TASK DETAILS >>
Please edit everything from the first row down to the line containing "front-wheel bbox=[672, 130, 781, 391]", swapping "bracket" for "clamp" and leaving all else unchanged. Return those rows alone.

-- BEGIN DATASET RECORDS --

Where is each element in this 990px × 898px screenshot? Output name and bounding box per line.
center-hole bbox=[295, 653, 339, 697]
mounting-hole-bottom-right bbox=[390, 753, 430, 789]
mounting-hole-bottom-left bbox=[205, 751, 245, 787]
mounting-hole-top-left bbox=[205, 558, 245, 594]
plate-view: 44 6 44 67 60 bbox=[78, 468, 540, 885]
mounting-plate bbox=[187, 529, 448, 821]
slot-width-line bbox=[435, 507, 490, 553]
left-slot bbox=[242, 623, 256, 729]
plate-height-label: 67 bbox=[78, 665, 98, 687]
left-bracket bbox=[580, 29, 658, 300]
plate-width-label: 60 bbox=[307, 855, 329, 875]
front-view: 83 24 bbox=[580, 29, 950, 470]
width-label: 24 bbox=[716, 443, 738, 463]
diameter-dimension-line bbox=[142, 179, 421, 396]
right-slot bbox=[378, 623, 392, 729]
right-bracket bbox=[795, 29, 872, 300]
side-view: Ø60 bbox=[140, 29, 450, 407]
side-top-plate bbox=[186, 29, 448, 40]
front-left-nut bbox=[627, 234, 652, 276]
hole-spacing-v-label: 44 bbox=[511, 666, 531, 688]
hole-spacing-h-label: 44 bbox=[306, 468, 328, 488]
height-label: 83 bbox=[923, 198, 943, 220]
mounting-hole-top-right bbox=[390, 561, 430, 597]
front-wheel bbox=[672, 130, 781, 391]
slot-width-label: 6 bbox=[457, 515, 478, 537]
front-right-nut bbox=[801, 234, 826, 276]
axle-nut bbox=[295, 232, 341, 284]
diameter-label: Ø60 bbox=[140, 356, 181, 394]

-- END DATASET RECORDS --

ANSWER TO THE PROBLEM >>
Where is each element in this 990px × 898px screenshot? Output name and bounding box per line.
center-hole bbox=[295, 653, 339, 697]
mounting-hole-bottom-right bbox=[390, 753, 430, 789]
mounting-hole-bottom-left bbox=[205, 751, 245, 787]
mounting-hole-top-left bbox=[205, 558, 245, 594]
plate-view: 44 6 44 67 60 bbox=[78, 468, 540, 885]
mounting-plate bbox=[187, 529, 448, 821]
slot-width-line bbox=[435, 507, 490, 553]
left-slot bbox=[242, 623, 256, 729]
plate-height-label: 67 bbox=[78, 665, 98, 687]
left-clamp bbox=[580, 29, 658, 300]
plate-width-label: 60 bbox=[307, 855, 329, 875]
front-view: 83 24 bbox=[580, 29, 950, 470]
width-label: 24 bbox=[716, 443, 738, 463]
diameter-dimension-line bbox=[142, 179, 421, 396]
right-slot bbox=[378, 623, 392, 729]
right-clamp bbox=[795, 29, 872, 300]
side-view: Ø60 bbox=[140, 29, 450, 407]
side-top-plate bbox=[186, 29, 448, 40]
front-left-nut bbox=[627, 234, 652, 276]
hole-spacing-v-label: 44 bbox=[511, 666, 531, 688]
hole-spacing-h-label: 44 bbox=[306, 468, 328, 488]
height-label: 83 bbox=[923, 198, 943, 220]
mounting-hole-top-right bbox=[390, 561, 430, 597]
front-wheel bbox=[672, 130, 781, 391]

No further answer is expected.